(Data entries for graphics)

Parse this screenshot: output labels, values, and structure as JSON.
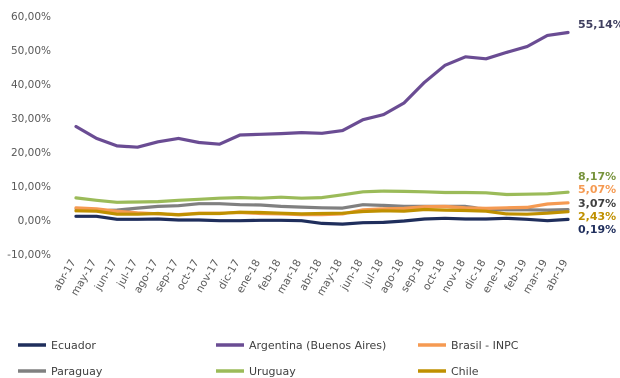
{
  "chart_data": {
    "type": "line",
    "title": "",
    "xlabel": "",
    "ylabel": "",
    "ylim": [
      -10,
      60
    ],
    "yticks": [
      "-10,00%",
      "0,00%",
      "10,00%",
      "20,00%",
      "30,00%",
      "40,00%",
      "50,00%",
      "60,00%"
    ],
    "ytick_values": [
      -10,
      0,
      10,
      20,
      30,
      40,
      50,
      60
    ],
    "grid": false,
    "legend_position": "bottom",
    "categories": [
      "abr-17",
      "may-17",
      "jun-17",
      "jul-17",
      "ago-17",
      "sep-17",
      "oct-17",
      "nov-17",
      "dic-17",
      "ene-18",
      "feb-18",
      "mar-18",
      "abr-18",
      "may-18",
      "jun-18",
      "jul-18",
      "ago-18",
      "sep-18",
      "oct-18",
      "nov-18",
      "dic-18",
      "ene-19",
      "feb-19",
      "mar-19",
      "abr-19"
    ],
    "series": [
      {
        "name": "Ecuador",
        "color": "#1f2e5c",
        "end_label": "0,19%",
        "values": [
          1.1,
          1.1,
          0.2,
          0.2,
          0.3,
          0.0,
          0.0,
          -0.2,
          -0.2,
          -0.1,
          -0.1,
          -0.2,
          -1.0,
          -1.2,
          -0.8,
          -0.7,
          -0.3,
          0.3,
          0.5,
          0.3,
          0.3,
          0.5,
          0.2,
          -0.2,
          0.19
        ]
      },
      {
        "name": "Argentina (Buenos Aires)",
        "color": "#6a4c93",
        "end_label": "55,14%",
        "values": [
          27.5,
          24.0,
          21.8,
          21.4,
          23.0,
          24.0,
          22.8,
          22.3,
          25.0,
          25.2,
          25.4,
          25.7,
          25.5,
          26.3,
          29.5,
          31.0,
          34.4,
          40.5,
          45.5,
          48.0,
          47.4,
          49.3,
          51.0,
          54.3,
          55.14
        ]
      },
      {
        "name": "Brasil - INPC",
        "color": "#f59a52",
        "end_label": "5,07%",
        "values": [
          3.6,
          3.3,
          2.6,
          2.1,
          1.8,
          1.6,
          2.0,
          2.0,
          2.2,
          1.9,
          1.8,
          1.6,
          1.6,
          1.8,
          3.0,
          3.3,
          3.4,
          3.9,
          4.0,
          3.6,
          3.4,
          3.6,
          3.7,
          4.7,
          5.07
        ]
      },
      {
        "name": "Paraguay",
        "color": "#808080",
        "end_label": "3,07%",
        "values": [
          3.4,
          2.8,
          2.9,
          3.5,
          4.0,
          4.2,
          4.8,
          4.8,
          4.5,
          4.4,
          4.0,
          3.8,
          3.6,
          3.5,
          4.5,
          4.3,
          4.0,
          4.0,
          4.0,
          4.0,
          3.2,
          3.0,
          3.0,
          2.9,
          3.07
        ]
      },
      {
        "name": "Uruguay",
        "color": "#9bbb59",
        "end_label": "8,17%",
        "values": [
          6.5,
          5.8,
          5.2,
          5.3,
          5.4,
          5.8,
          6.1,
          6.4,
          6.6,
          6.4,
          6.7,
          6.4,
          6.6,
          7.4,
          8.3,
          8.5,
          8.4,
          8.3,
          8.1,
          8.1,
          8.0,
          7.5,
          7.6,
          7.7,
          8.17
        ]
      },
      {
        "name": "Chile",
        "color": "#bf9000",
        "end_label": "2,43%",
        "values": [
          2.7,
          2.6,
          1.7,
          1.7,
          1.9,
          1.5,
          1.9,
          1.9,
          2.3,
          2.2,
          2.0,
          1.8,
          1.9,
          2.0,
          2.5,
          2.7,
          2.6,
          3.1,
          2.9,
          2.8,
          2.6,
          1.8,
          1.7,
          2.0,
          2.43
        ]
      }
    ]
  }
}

> Prompt
Report how many lines in the data contain the word "name", with no words besides the number.

> Problem solution
6